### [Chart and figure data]
__________________________________________________
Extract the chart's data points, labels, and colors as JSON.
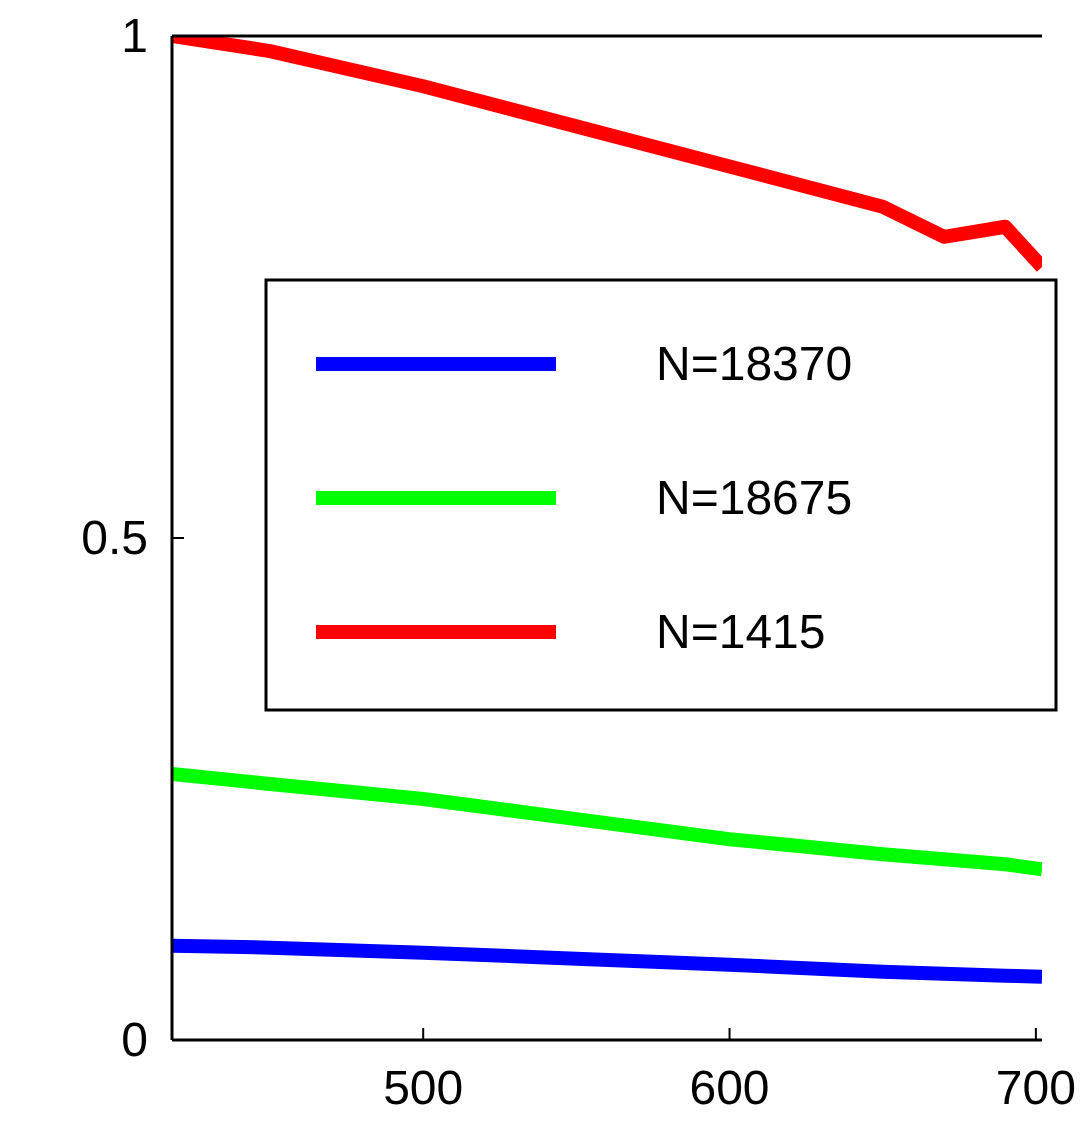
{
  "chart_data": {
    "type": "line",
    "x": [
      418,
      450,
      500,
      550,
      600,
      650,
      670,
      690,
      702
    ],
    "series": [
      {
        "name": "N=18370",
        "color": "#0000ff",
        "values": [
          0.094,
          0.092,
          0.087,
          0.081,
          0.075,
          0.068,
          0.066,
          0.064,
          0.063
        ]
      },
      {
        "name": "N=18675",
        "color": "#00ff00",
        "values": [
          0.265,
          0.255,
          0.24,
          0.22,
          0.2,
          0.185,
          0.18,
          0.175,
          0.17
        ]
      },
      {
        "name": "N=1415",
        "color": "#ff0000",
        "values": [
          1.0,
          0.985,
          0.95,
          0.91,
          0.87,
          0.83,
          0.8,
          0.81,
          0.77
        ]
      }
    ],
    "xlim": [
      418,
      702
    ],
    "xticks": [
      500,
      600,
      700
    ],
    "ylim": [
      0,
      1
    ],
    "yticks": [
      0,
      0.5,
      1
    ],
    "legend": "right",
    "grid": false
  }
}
__________________________________________________
### [Exercise brief]
Do not include images; quote all of the entries above exactly.

### [Final result]
Extract the chart's data points, labels, and colors as JSON.
{
  "chart_data": {
    "type": "line",
    "x": [
      418,
      450,
      500,
      550,
      600,
      650,
      670,
      690,
      702
    ],
    "series": [
      {
        "name": "N=18370",
        "color": "#0000ff",
        "values": [
          0.094,
          0.092,
          0.087,
          0.081,
          0.075,
          0.068,
          0.066,
          0.064,
          0.063
        ]
      },
      {
        "name": "N=18675",
        "color": "#00ff00",
        "values": [
          0.265,
          0.255,
          0.24,
          0.22,
          0.2,
          0.185,
          0.18,
          0.175,
          0.17
        ]
      },
      {
        "name": "N=1415",
        "color": "#ff0000",
        "values": [
          1.0,
          0.985,
          0.95,
          0.91,
          0.87,
          0.83,
          0.8,
          0.81,
          0.77
        ]
      }
    ],
    "xlim": [
      418,
      702
    ],
    "xticks": [
      500,
      600,
      700
    ],
    "ylim": [
      0,
      1
    ],
    "yticks": [
      0,
      0.5,
      1
    ],
    "legend": "right",
    "grid": false
  }
}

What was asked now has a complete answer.